**EXERCISE REQUIREMENTS**
Pull out every line with the word "points".

>> start DATA PROVIDED

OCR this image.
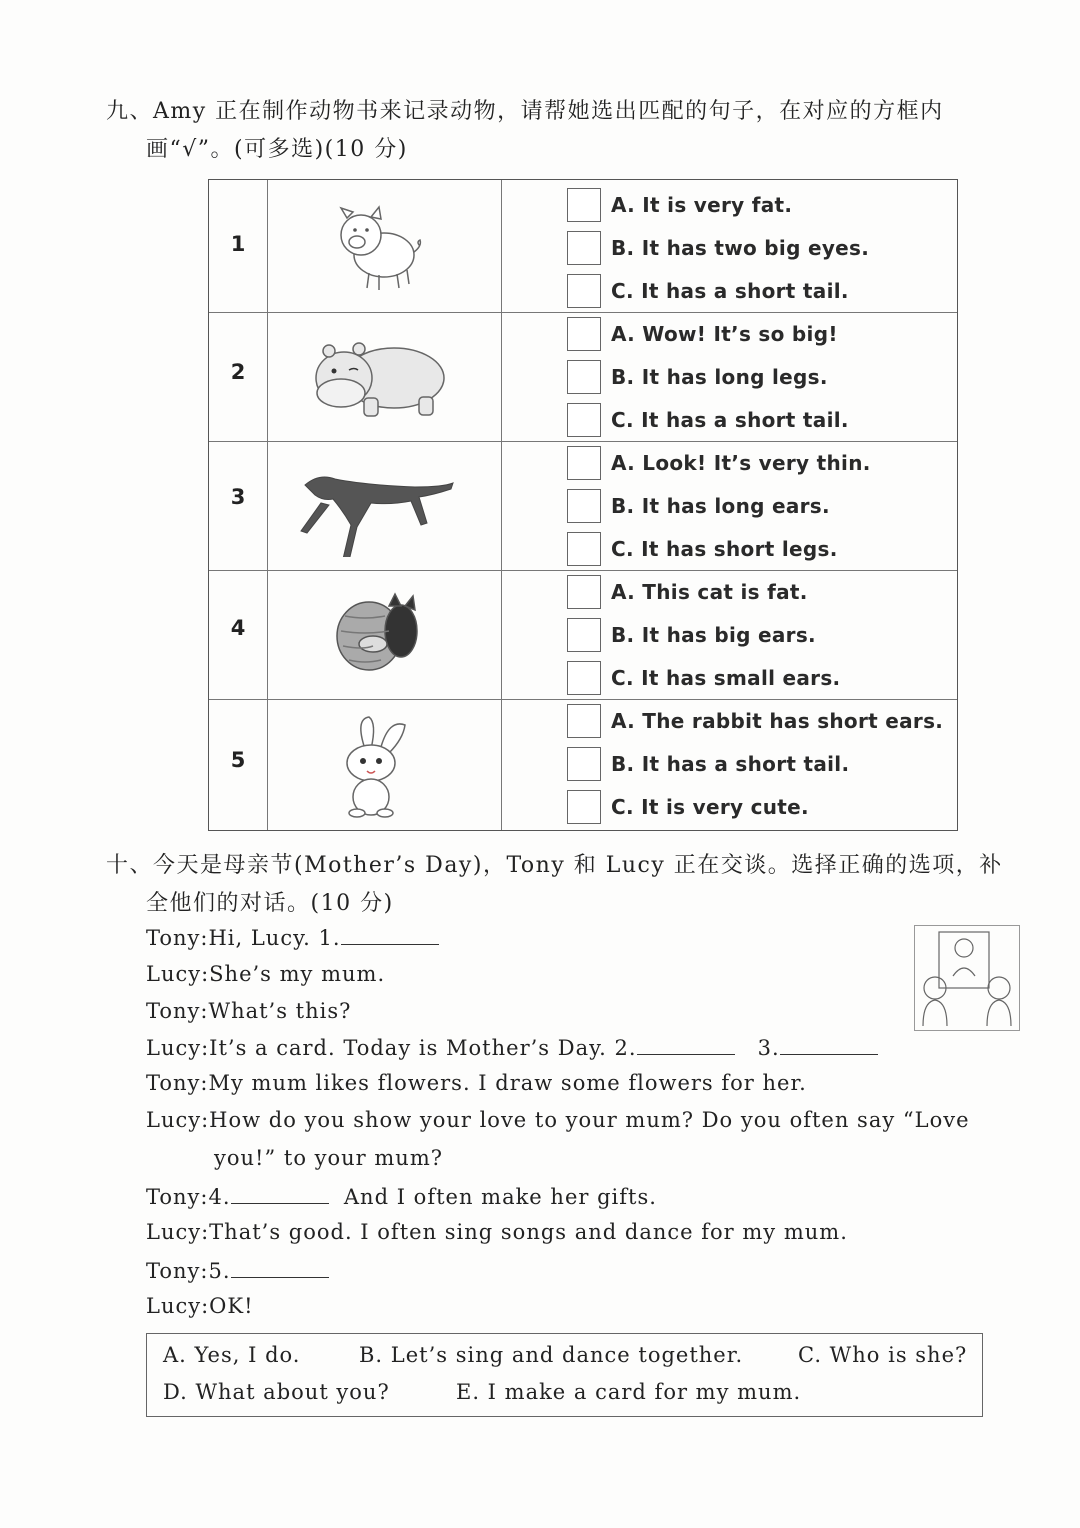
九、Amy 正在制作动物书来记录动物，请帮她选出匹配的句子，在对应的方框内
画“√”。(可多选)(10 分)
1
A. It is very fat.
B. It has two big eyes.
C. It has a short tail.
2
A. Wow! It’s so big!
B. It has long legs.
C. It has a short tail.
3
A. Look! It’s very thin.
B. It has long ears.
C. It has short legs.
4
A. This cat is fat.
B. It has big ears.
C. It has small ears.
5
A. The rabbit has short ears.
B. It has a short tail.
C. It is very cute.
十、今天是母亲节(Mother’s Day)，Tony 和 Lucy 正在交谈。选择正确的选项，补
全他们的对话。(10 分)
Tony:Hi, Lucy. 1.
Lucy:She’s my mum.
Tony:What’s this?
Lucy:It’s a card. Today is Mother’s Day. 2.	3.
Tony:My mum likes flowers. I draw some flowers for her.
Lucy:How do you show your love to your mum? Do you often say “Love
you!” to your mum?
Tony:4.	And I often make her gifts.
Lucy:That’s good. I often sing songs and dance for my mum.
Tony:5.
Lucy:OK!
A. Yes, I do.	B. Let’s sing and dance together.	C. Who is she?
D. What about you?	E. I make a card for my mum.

>> end DATA PROVIDED
>> start DATA PROVIDED

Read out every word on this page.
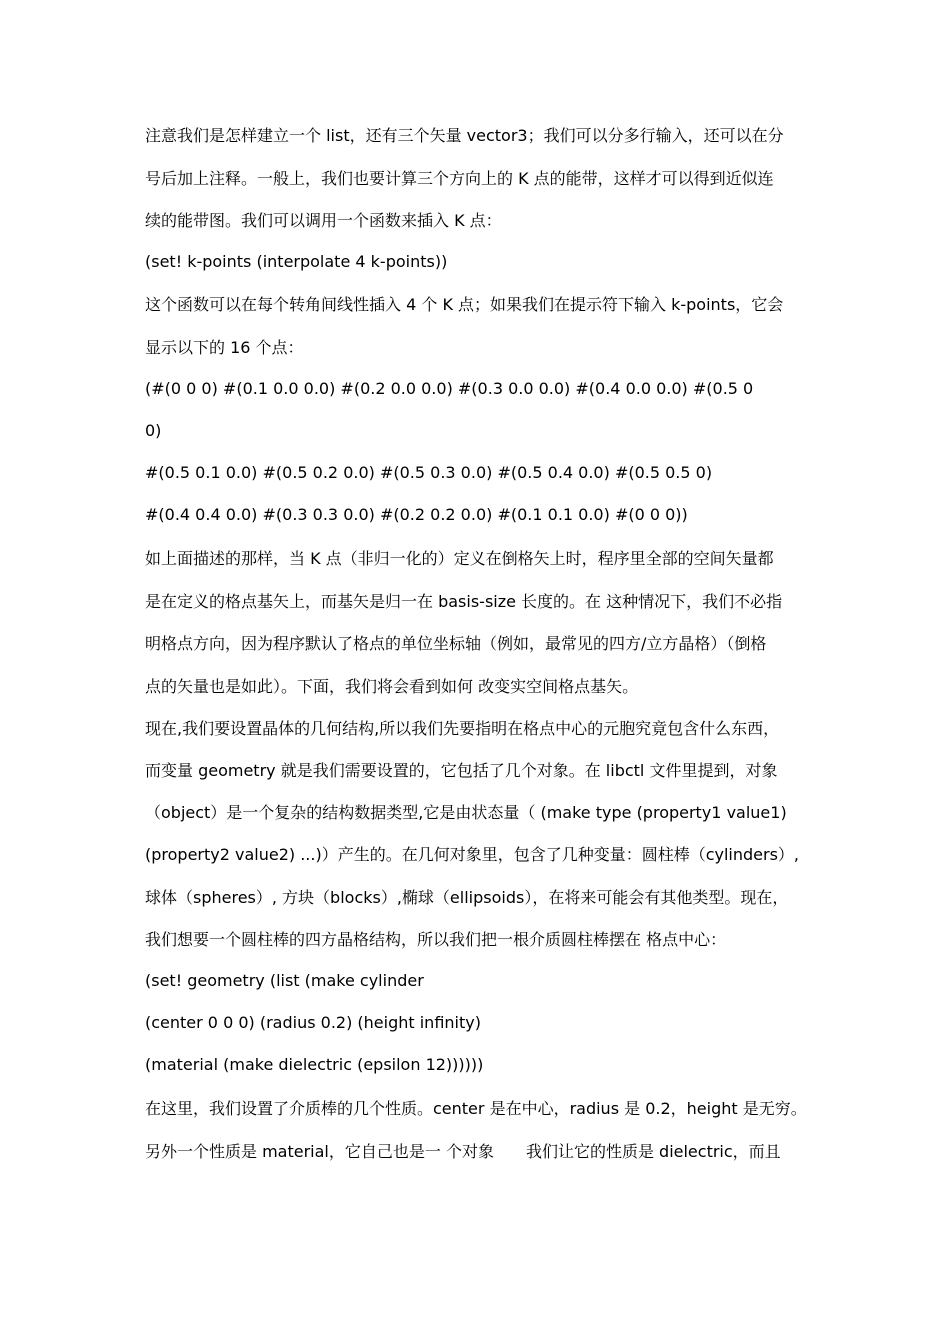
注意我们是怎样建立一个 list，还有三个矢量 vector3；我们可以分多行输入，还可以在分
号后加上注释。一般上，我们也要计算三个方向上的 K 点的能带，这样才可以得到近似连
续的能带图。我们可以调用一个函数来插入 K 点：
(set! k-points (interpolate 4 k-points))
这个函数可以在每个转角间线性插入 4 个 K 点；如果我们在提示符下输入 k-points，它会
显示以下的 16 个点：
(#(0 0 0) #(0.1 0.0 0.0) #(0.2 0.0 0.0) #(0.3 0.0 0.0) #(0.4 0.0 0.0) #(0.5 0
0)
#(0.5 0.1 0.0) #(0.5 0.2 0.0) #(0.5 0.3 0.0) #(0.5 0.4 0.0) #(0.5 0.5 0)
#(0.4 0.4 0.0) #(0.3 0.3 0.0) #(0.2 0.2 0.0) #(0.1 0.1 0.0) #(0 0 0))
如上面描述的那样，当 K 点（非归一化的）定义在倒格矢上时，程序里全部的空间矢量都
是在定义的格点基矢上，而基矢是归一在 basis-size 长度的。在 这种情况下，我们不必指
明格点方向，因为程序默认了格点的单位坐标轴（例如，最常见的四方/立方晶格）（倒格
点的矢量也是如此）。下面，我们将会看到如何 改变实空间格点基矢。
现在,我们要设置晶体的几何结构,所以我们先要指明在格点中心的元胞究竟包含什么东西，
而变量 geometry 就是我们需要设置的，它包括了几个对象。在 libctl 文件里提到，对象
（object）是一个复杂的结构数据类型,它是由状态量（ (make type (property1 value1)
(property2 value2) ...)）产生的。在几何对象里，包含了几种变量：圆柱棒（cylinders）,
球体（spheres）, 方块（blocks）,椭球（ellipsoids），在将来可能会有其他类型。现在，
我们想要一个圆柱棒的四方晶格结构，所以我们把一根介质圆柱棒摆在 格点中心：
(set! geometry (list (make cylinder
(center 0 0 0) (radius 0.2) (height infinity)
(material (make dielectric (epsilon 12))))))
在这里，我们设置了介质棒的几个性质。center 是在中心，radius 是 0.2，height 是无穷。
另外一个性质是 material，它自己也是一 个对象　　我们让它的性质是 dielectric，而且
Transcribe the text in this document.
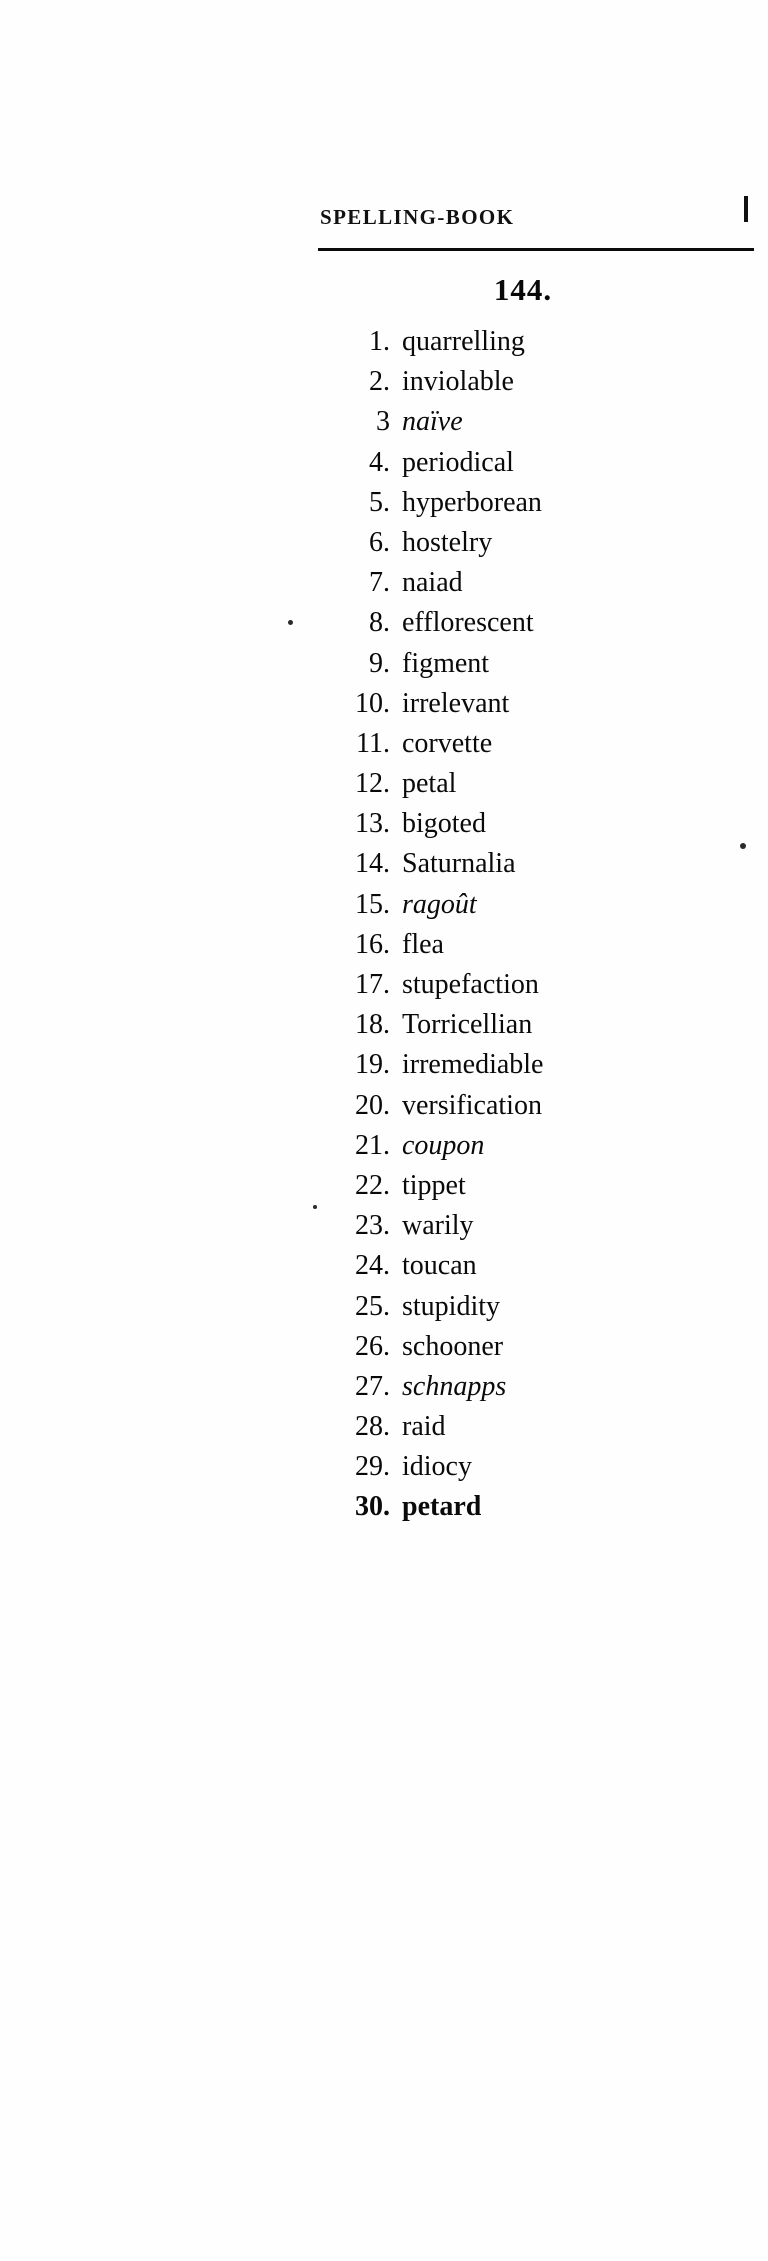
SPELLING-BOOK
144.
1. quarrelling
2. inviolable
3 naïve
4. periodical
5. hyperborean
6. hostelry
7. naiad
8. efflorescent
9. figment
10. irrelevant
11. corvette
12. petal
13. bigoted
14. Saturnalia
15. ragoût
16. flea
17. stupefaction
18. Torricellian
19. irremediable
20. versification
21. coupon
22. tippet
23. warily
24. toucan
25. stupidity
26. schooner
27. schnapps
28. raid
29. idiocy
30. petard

>> end DATA PROVIDED
>> start DATA PROVIDED

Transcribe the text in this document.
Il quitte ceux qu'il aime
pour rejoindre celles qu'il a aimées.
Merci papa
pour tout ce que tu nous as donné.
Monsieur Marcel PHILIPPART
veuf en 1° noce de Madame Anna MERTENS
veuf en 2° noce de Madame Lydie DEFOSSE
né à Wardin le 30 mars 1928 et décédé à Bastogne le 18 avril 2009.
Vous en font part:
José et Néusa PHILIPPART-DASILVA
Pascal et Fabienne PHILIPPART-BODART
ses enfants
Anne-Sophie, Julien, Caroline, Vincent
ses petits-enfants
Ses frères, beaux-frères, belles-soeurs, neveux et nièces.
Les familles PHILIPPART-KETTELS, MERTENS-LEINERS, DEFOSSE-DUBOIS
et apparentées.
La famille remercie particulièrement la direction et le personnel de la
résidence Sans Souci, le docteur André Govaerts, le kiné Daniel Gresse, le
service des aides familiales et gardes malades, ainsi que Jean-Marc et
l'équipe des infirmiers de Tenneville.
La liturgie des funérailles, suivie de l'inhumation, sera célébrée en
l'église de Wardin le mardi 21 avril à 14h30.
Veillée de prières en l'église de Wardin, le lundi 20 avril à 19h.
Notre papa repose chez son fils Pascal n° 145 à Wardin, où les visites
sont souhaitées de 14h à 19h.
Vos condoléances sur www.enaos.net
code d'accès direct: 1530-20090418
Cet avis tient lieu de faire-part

>> end DATA PROVIDED

**COMPLETE OUTPUT**
(set! k-points (interpolate 4 k-points))
这个函数可以在每个转角间线性插入 4 个 K 点；如果我们在提示符下输入 k-points，它会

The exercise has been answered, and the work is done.